| PAGE |
Gaussian Mixture Regression to obtain useful, actionable air pollution data from consumer-grade, low-cost monitoring devices
Our primary objective for this work will be to build a GMR model that can correct for bias in low cost particulate matter (PM2.5) sensors to be used globally. We will select 5-10 diverse reference PM2.5 and low cost PM2.5 co-locations to build a Gaussian Mixture Regression model (GMR). Recently, our team showed that GMR provides a higher quality correction factor for PurpleAir PM2.5 sensors than multiple linear regression and random forest, in terms of both correlation and accuracy. We then plan to evaluate this model on at least 20 independent co-location datasets that the GMR has not seen. There has been an exciting recent rise in commercially available low-cost sensors (LCS), such as PurpleAir (www.purpleair.com) and Clarity sensors, which when paired with machine learning (ML) based correction algorithms demonstrate high accuracy compared to co-located reference grade monitors5,6. So far, these corrections have been limited to the few LCS locations which are co-located with expensive reference-grade monitors, while the potential from the thousands of un-co-located sensors remains untapped. PurpleAir and similar devices have been deployed all over the world. Ideally our global correction factor will allow for the extraction of more trustworthy data from huge open-access databases of air pollution data such as PurpleAir.

| RECORDS SUPPLIED |
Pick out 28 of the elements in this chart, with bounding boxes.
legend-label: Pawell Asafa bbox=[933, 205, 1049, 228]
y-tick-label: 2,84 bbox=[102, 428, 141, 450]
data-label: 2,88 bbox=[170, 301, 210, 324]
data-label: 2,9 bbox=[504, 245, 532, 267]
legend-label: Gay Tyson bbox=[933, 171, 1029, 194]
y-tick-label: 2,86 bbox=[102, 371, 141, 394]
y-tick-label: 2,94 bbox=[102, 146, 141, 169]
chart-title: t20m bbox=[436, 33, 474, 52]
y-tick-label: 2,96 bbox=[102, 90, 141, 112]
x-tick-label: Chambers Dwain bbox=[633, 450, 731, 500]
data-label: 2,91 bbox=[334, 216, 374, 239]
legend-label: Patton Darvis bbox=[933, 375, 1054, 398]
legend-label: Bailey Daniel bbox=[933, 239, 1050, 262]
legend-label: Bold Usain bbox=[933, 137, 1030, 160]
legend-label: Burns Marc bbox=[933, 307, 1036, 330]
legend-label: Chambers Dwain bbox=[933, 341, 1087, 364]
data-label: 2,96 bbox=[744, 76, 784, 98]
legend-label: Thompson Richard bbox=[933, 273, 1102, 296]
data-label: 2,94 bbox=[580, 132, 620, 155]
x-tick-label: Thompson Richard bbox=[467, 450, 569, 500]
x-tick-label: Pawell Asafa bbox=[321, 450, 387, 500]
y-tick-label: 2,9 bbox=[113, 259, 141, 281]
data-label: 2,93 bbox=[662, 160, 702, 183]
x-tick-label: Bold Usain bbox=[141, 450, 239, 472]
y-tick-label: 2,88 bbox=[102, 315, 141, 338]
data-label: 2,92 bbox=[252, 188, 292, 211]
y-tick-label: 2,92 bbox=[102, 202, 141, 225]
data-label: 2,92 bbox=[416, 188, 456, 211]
...
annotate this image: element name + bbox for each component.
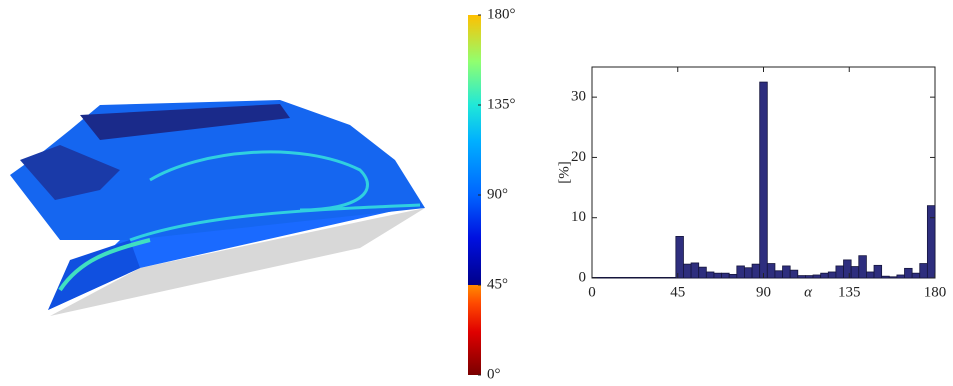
* * *
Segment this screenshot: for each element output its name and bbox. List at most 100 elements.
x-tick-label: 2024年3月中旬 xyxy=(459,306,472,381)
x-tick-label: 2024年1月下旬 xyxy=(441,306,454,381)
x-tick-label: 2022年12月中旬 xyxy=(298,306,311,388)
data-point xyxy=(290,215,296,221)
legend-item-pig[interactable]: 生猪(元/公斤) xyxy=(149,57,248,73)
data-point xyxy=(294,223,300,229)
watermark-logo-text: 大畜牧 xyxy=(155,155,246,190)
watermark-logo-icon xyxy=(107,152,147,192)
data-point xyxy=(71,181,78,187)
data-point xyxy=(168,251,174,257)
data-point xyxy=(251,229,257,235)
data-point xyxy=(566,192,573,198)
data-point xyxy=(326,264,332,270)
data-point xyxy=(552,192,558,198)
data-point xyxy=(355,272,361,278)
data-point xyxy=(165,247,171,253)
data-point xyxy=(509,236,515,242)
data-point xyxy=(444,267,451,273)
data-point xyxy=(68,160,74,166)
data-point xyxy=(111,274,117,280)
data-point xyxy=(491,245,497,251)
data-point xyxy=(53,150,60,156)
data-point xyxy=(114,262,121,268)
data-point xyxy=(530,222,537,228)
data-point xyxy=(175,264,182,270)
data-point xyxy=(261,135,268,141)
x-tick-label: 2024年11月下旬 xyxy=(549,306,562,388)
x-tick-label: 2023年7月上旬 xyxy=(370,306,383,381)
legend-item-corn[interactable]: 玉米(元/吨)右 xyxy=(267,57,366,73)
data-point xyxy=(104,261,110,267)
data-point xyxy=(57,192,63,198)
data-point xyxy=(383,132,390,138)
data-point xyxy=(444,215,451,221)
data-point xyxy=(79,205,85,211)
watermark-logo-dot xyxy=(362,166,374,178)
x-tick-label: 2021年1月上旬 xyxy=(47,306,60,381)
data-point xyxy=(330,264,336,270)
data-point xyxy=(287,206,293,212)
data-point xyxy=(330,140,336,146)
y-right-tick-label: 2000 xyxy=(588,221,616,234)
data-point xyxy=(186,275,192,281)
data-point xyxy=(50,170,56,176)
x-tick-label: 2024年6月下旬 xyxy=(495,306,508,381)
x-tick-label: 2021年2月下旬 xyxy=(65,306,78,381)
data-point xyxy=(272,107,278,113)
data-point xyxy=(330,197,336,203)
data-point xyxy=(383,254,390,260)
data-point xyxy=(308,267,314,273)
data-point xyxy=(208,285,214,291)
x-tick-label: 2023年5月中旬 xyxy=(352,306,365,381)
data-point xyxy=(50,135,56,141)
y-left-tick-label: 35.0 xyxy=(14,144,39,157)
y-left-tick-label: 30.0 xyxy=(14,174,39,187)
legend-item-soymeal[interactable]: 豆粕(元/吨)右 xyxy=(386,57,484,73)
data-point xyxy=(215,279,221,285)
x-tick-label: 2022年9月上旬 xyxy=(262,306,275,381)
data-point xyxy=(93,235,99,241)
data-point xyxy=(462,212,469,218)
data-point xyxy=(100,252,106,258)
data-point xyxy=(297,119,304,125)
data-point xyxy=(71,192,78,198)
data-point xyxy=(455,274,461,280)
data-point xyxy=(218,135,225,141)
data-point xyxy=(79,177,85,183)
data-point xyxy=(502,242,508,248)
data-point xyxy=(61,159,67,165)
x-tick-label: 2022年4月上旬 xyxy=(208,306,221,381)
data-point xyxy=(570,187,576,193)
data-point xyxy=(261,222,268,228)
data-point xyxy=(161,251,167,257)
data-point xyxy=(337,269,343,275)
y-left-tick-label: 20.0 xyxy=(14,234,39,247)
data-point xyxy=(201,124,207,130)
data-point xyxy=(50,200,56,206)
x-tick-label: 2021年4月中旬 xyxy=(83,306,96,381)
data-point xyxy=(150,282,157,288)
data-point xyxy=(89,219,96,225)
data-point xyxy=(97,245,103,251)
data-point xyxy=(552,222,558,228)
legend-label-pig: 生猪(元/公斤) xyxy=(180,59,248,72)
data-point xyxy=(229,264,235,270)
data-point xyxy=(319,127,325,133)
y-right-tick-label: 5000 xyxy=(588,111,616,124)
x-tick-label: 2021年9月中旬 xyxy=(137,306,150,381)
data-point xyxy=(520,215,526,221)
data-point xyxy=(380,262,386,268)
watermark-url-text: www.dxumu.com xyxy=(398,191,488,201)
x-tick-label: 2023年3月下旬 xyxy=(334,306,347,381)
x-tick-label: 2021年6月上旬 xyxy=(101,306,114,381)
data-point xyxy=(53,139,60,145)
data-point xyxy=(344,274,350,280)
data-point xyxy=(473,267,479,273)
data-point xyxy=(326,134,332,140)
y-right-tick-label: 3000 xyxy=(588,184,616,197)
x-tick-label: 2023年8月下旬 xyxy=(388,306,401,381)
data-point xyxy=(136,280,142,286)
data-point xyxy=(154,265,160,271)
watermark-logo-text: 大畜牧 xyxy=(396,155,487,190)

| TASKS AND EXERCISES |
A – Summarize the text on correcting low-cost air pollution sensors in two sentences.
B – Extend the text on correcting low-cost air pollution sensors with the passage that would come after its final sentence.
None of the lines matter here.

| RESPONSES TO THE TASKS |
A – The team plans to build a Gaussian Mixture Regression model from 5-10 diverse co-locations of reference and low-cost PM2.5 sensors to correct sensor bias globally, then test it on at least 20 independent co-location datasets it has not seen. Because machine learning corrections have so far been limited to the few low-cost sensors co-located with reference-grade monitors, a global correction factor could yield more trustworthy data from large open-access databases such as PurpleAir.

B –
This project is eligible for a matching fund stipend from the Data Science Institute. This is not a guarantee of payment, and the total amount is subject to available funding.
Faculty Advisor
- Professor: Daniel M Westervelt
- Center/Lab: Lamont-Doherty Earth Observatory,
- Location: LDEO
- All things aerosol, air quality, atmospheric chemistry, and climate change. Using data science methods to extract useful data out of environmental sensors.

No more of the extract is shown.